● Source:
>> START
Brand + Culture

Q + A with Andrew Zolli

Resilient organizations don’t rely on any single plan for the future; they’re agile, cooperative and responsive.

Hurricanes. Droughts. Recessions. Network crashes. Geopolitical conflicts. The order of the day seems to be disruption and crisis.

That’s why it’s critical for companies to be resilient, says Andrew Zolli, co-author of “Resilience: Why Things Bounce Back,” a book about why some organizations fall apart in the face of disruption while others flourish. Resilient organizations don’t rely on any single plan for the future; they’re agile, cooperative and responsive. Amid change they don’t just survive, they thrive. What builds resilience Empowered middle management and helping the company’s social networks grow like kudzu, for starters.

Zolli is executive director and curator of PopTech, an influential global innovation network that explores key forces influencing the future and develops new approaches to the world’s toughest challenges. He’s helped companies such as Nike, American Express and GE to understand the evolving global operating environment and how to excel in an increasingly precarious world.

“Innovation and resilience are closely related.”

Andrew ZolliExecutive Director and Curator of PopTech

Crises seems to be more frequent today. Is that why resilience is such a hot topic?
>> END
● Supplied entries:
>> START
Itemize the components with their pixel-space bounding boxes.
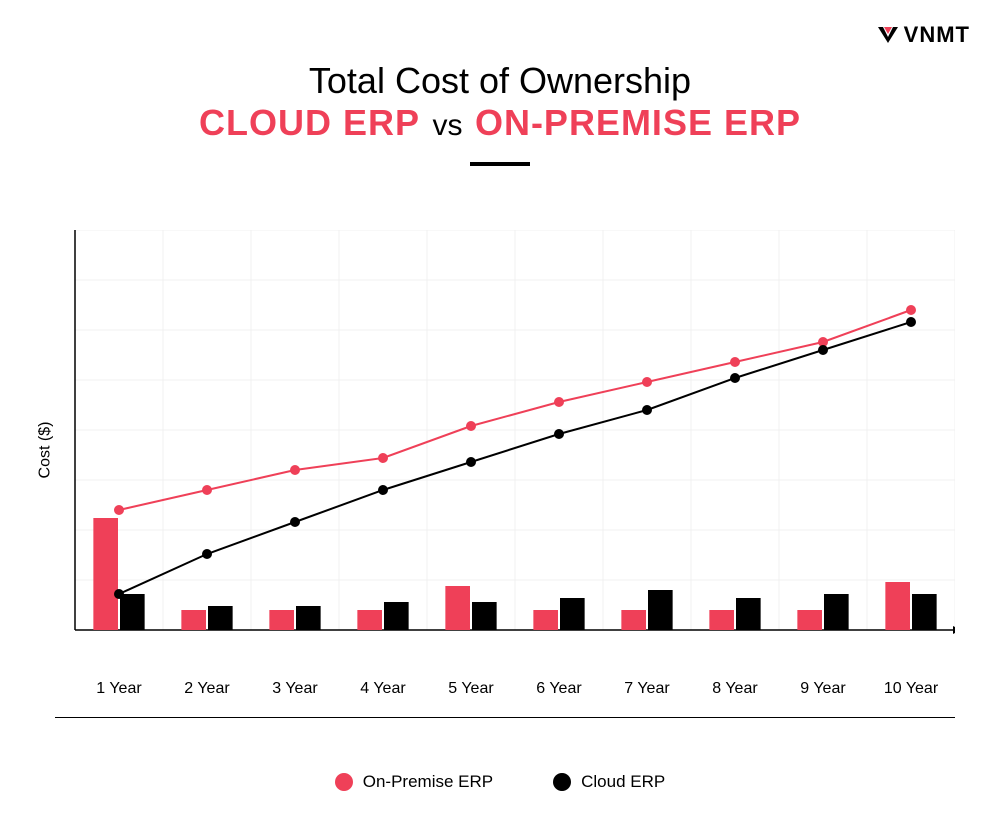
>> END
>> START
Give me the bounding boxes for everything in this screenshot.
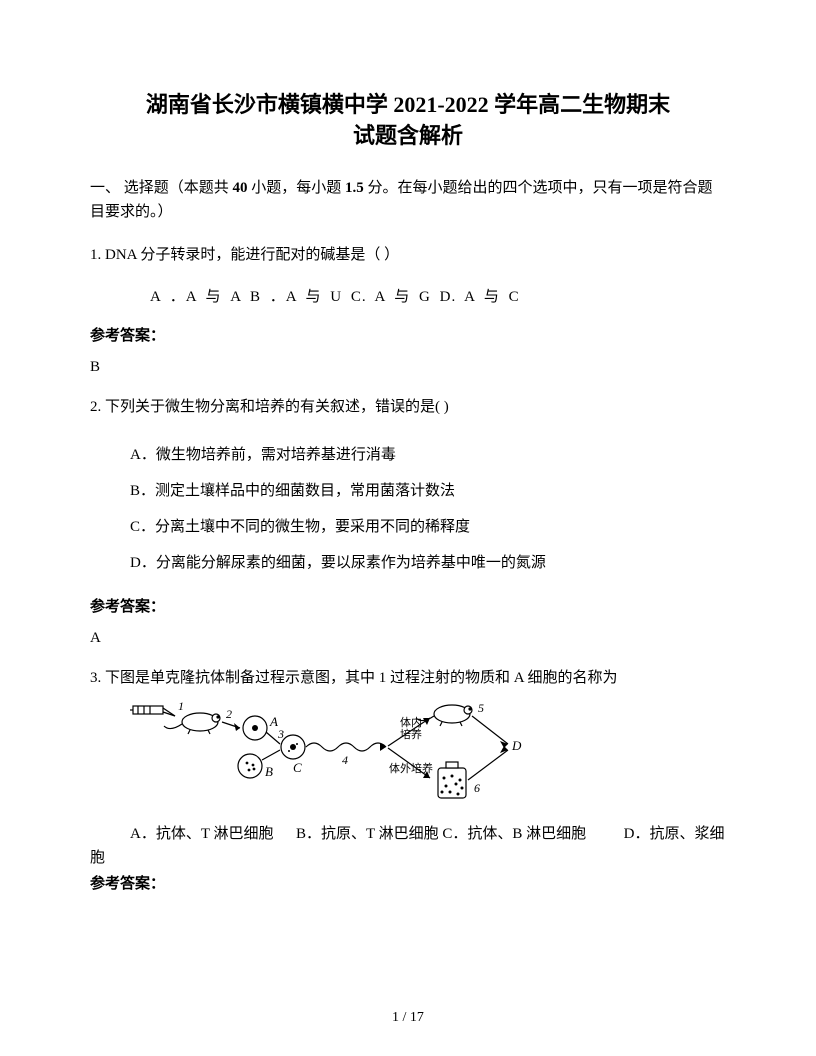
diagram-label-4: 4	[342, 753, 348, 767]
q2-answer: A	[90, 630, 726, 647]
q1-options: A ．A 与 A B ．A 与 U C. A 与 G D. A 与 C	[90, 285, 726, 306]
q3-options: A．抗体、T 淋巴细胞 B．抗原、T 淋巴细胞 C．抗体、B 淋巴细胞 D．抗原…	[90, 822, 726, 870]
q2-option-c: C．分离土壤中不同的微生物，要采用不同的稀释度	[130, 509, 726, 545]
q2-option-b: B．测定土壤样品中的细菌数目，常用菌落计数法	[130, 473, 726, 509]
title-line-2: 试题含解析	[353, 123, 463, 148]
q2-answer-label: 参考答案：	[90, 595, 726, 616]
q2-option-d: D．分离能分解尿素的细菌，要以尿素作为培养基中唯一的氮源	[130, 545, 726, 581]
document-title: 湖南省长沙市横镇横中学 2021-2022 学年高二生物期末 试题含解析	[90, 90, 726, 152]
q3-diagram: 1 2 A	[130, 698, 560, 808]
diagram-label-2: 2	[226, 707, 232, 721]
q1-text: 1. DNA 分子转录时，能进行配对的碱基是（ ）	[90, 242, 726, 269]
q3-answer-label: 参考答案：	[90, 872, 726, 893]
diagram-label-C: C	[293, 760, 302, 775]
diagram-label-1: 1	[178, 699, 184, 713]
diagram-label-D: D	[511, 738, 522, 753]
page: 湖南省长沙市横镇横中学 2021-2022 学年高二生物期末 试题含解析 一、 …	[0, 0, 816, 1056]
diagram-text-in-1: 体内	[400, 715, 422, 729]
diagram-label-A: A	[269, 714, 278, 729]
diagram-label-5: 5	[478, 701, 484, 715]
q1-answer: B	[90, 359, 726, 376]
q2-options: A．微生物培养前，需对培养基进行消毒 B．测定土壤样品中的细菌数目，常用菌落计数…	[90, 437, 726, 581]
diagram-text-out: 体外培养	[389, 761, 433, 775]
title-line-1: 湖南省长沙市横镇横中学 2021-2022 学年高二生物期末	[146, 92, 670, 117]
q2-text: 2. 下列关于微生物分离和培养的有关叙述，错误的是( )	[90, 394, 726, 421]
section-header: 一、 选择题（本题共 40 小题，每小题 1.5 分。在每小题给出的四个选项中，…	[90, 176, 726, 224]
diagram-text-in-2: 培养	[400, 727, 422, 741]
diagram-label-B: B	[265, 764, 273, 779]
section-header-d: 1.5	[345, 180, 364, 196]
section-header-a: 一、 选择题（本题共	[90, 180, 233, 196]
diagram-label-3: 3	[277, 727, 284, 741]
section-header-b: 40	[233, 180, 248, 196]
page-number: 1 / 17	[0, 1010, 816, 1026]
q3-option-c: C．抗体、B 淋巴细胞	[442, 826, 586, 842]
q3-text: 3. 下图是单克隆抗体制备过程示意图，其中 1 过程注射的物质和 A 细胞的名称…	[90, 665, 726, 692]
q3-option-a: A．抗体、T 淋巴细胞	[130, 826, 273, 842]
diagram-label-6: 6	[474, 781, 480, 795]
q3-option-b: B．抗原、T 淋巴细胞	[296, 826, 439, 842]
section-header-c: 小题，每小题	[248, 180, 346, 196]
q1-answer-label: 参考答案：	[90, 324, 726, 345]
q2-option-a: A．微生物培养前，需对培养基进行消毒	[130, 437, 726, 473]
>> END
● Exercise task 1: Translate this sentence from the Andrew Zolli interview into Spanish: "Resilient organizations don’t rely on any single plan for the future; they’re agile, cooperative and responsive."
● Exercise task 2: Please carry the Andrew Zolli interview on resilience forward from its last line.

● Expected answer 1: Las organizaciones resilientes no dependen de un único plan para el futuro; son ágiles, cooperativas y receptivas.

● Expected answer 2:
Yes, absolutely. Consider that in 2012 alone we had a heat wave that melted the tarmac under airplanes in Washington, D.C.; half the country declared a federal emergency due to the largest drought in a century; the largest blackout in history left one in nine people on Earth (all in India) in the dark; and super storm Sandy—all influenced by a warming climate.

This kind of permanent and intrinsic volatility is becoming the new normal. And not only are we experiencing more disruptions, but their consequences are becoming harder to predict. That’s because the world is connected in ways we can scarcely imagine: climate, energy, the financial, social and political systems are all interlinked and hard to observe. And worse, we have all sorts of natural cognitive blindness when it comes to disruptive change. Our brains are trained to attend to certain forms of change but not others, which is why we are constantly surprised that our models are not as nuanced as the world we live in. When you combine complexity, interconnectivity and blindness, tie the systems together and stress them all, you get these volatile spikes, or crises.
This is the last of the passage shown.